Exercise >> Which lines hold the string "oniemiały"? Copy every one of them.

Extracted records >>
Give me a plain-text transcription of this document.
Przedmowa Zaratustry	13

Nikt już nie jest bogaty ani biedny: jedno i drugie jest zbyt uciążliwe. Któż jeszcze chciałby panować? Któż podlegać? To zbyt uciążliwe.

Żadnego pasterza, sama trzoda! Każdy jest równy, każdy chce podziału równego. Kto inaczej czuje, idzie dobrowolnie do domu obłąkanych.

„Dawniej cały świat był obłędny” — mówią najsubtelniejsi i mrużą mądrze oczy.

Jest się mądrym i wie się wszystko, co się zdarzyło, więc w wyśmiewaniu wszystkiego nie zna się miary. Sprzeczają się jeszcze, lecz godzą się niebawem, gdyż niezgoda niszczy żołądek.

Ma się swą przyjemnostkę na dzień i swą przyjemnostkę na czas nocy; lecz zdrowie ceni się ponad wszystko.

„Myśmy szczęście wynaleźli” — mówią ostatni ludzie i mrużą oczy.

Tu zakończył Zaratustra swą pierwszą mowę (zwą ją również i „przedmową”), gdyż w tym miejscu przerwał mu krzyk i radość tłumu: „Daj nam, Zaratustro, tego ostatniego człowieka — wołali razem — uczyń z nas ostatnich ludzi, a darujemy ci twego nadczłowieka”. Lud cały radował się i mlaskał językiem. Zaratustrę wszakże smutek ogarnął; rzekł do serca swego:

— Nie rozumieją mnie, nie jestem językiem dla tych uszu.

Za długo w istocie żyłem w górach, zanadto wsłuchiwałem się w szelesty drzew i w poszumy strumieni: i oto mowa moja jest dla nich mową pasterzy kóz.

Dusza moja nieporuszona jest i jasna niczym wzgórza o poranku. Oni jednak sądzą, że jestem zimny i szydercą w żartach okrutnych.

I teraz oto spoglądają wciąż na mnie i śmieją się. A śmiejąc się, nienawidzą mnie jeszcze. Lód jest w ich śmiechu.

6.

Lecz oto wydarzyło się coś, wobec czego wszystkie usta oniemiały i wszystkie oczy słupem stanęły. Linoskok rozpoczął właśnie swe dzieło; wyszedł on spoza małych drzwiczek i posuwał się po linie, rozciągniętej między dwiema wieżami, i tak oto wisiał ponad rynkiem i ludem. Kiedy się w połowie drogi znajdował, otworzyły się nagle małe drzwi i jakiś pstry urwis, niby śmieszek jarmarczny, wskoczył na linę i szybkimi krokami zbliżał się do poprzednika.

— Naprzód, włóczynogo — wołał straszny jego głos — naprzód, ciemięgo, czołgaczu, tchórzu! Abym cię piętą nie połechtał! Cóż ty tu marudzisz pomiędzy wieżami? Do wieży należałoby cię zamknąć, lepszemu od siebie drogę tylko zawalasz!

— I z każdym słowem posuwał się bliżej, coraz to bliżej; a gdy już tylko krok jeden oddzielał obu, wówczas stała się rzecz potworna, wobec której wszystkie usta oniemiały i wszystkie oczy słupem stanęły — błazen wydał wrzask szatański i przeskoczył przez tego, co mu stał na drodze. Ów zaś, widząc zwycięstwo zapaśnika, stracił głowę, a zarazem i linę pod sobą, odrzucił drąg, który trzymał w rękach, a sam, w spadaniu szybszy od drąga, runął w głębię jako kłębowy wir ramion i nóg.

Expected answer >>
Lecz oto wydarzyło się coś, wobec czego wszystkie usta oniemiały i wszystkie oczy słupem stanęły. Linoskok rozpoczął właśnie swe dzieło; wyszedł on spoza małych drzwiczek i posuwał się po linie, rozciągniętej między dwiema wieżami, i tak oto wisiał ponad rynkiem i ludem. Kiedy się w połowie drogi znajdował, otworzyły się nagle małe drzwi i jakiś pstry urwis, niby śmieszek jarmarczny, wskoczył na linę i szybkimi krokami zbliżał się do poprzednika.
— I z każdym słowem posuwał się bliżej, coraz to bliżej; a gdy już tylko krok jeden oddzielał obu, wówczas stała się rzecz potworna, wobec której wszystkie usta oniemiały i wszystkie oczy słupem stanęły — błazen wydał wrzask szatański i przeskoczył przez tego, co mu stał na drodze. Ów zaś, widząc zwycięstwo zapaśnika, stracił głowę, a zarazem i linę pod sobą, odrzucił drąg, który trzymał w rękach, a sam, w spadaniu szybszy od drąga, runął w głębię jako kłębowy wir ramion i nóg.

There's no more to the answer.